━━━━━ Extracted material ━━━━━
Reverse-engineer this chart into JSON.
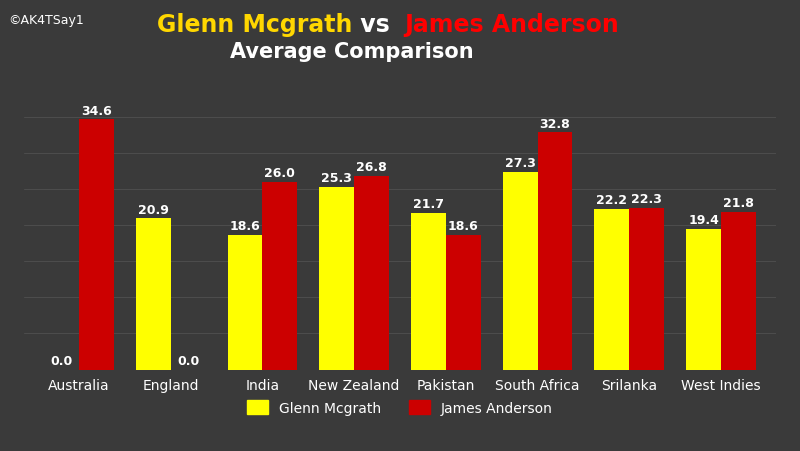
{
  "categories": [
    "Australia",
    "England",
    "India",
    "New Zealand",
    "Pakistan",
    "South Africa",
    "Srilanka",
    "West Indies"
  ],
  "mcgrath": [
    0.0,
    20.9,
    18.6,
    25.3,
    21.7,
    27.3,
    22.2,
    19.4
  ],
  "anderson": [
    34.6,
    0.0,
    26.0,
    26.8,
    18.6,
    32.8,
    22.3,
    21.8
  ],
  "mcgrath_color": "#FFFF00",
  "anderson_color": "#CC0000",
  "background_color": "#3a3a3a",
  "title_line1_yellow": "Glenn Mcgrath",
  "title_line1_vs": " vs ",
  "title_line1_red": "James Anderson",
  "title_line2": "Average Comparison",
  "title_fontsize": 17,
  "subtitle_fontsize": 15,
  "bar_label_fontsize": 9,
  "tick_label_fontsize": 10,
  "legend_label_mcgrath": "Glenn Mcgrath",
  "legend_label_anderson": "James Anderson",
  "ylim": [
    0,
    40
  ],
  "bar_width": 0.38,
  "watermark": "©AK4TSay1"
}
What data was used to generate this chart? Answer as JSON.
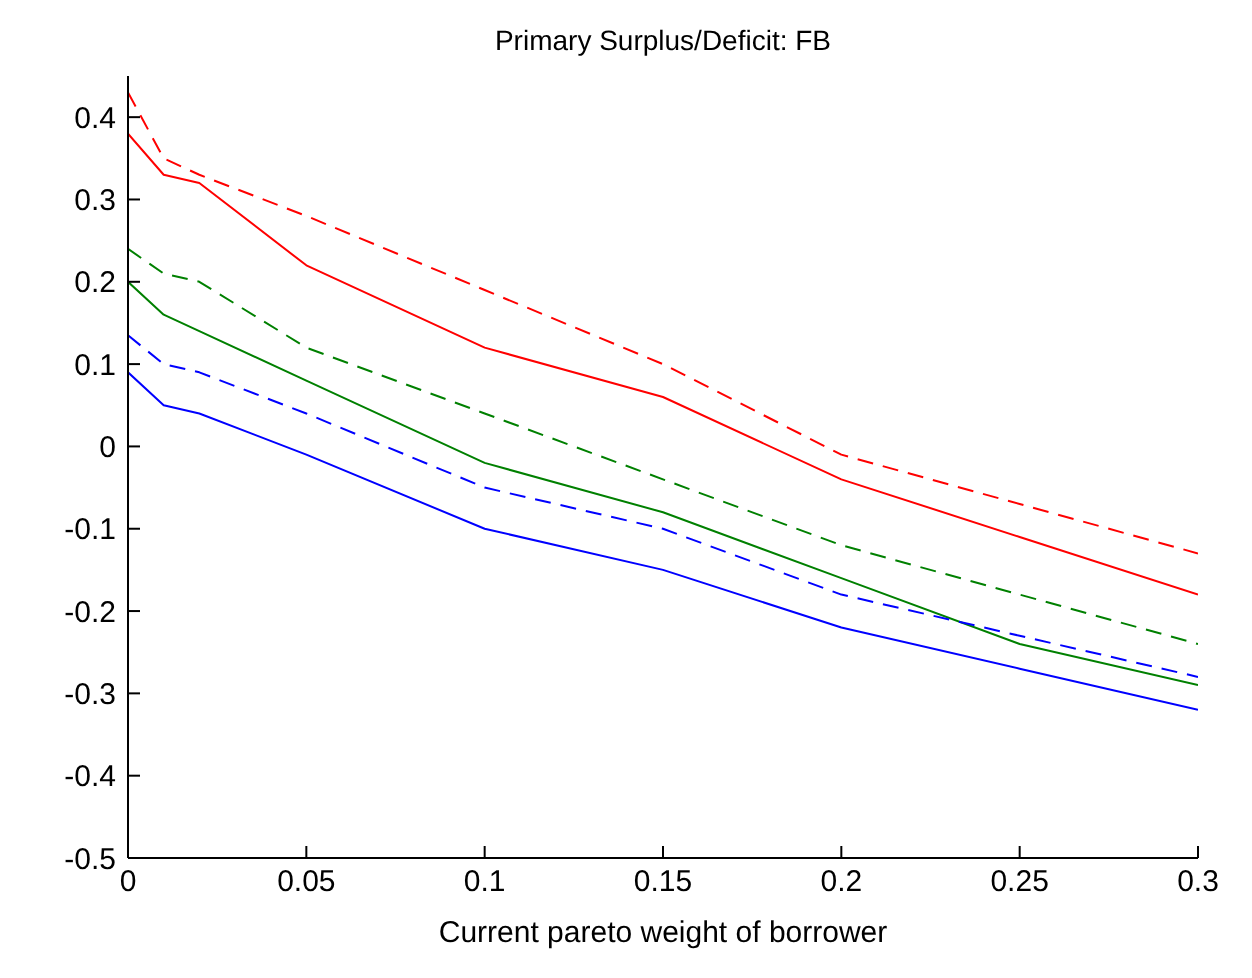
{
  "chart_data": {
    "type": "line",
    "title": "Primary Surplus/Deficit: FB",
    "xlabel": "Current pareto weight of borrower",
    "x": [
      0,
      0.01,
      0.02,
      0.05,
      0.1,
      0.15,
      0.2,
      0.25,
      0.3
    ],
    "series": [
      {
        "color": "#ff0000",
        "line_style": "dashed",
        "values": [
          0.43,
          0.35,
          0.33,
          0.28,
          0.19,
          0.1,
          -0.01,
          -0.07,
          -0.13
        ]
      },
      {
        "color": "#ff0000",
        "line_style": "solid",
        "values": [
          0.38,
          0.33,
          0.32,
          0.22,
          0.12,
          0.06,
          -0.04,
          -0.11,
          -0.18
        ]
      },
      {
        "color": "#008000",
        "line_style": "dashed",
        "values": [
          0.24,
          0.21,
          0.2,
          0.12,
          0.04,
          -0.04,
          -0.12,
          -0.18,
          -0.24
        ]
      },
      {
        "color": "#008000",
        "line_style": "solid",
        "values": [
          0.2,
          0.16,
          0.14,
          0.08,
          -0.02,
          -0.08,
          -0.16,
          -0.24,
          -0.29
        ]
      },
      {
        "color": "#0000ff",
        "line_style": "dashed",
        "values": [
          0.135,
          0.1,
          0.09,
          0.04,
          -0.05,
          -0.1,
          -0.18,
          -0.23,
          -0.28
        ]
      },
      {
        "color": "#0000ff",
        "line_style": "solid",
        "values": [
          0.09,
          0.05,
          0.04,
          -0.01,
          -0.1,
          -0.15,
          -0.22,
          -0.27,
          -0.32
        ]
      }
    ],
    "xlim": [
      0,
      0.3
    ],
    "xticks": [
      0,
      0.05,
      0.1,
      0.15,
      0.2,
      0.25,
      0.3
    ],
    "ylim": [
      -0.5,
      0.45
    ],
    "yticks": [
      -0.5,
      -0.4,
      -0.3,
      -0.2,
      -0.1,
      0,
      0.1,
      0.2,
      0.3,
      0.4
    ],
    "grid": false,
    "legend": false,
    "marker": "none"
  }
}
━━━━━
◆ Written instruction: Extract every line of the data exactly; pictures stay out.

◆ Complete output:
Reverse-engineer this chart into JSON.
{
  "categories": [
    "Australia",
    "England",
    "India",
    "New Zealand",
    "Pakistan",
    "South Africa",
    "Srilanka",
    "West Indies"
  ],
  "mcgrath": [
    0.0,
    20.9,
    18.6,
    25.3,
    21.7,
    27.3,
    22.2,
    19.4
  ],
  "anderson": [
    34.6,
    0.0,
    26.0,
    26.8,
    18.6,
    32.8,
    22.3,
    21.8
  ],
  "mcgrath_color": "#FFFF00",
  "anderson_color": "#CC0000",
  "background_color": "#3a3a3a",
  "title_line1_yellow": "Glenn Mcgrath",
  "title_line1_vs": " vs ",
  "title_line1_red": "James Anderson",
  "title_line2": "Average Comparison",
  "title_fontsize": 17,
  "subtitle_fontsize": 15,
  "bar_label_fontsize": 9,
  "tick_label_fontsize": 10,
  "legend_label_mcgrath": "Glenn Mcgrath",
  "legend_label_anderson": "James Anderson",
  "ylim": [
    0,
    40
  ],
  "bar_width": 0.38,
  "watermark": "©AK4TSay1"
}
What data was used to generate this chart? Answer as JSON.
{
  "chart_data": {
    "type": "line",
    "title": "Primary Surplus/Deficit: FB",
    "xlabel": "Current pareto weight of borrower",
    "x": [
      0,
      0.01,
      0.02,
      0.05,
      0.1,
      0.15,
      0.2,
      0.25,
      0.3
    ],
    "series": [
      {
        "color": "#ff0000",
        "line_style": "dashed",
        "values": [
          0.43,
          0.35,
          0.33,
          0.28,
          0.19,
          0.1,
          -0.01,
          -0.07,
          -0.13
        ]
      },
      {
        "color": "#ff0000",
        "line_style": "solid",
        "values": [
          0.38,
          0.33,
          0.32,
          0.22,
          0.12,
          0.06,
          -0.04,
          -0.11,
          -0.18
        ]
      },
      {
        "color": "#008000",
        "line_style": "dashed",
        "values": [
          0.24,
          0.21,
          0.2,
          0.12,
          0.04,
          -0.04,
          -0.12,
          -0.18,
          -0.24
        ]
      },
      {
        "color": "#008000",
        "line_style": "solid",
        "values": [
          0.2,
          0.16,
          0.14,
          0.08,
          -0.02,
          -0.08,
          -0.16,
          -0.24,
          -0.29
        ]
      },
      {
        "color": "#0000ff",
        "line_style": "dashed",
        "values": [
          0.135,
          0.1,
          0.09,
          0.04,
          -0.05,
          -0.1,
          -0.18,
          -0.23,
          -0.28
        ]
      },
      {
        "color": "#0000ff",
        "line_style": "solid",
        "values": [
          0.09,
          0.05,
          0.04,
          -0.01,
          -0.1,
          -0.15,
          -0.22,
          -0.27,
          -0.32
        ]
      }
    ],
    "xlim": [
      0,
      0.3
    ],
    "xticks": [
      0,
      0.05,
      0.1,
      0.15,
      0.2,
      0.25,
      0.3
    ],
    "ylim": [
      -0.5,
      0.45
    ],
    "yticks": [
      -0.5,
      -0.4,
      -0.3,
      -0.2,
      -0.1,
      0,
      0.1,
      0.2,
      0.3,
      0.4
    ],
    "grid": false,
    "legend": false,
    "marker": "none"
  }
}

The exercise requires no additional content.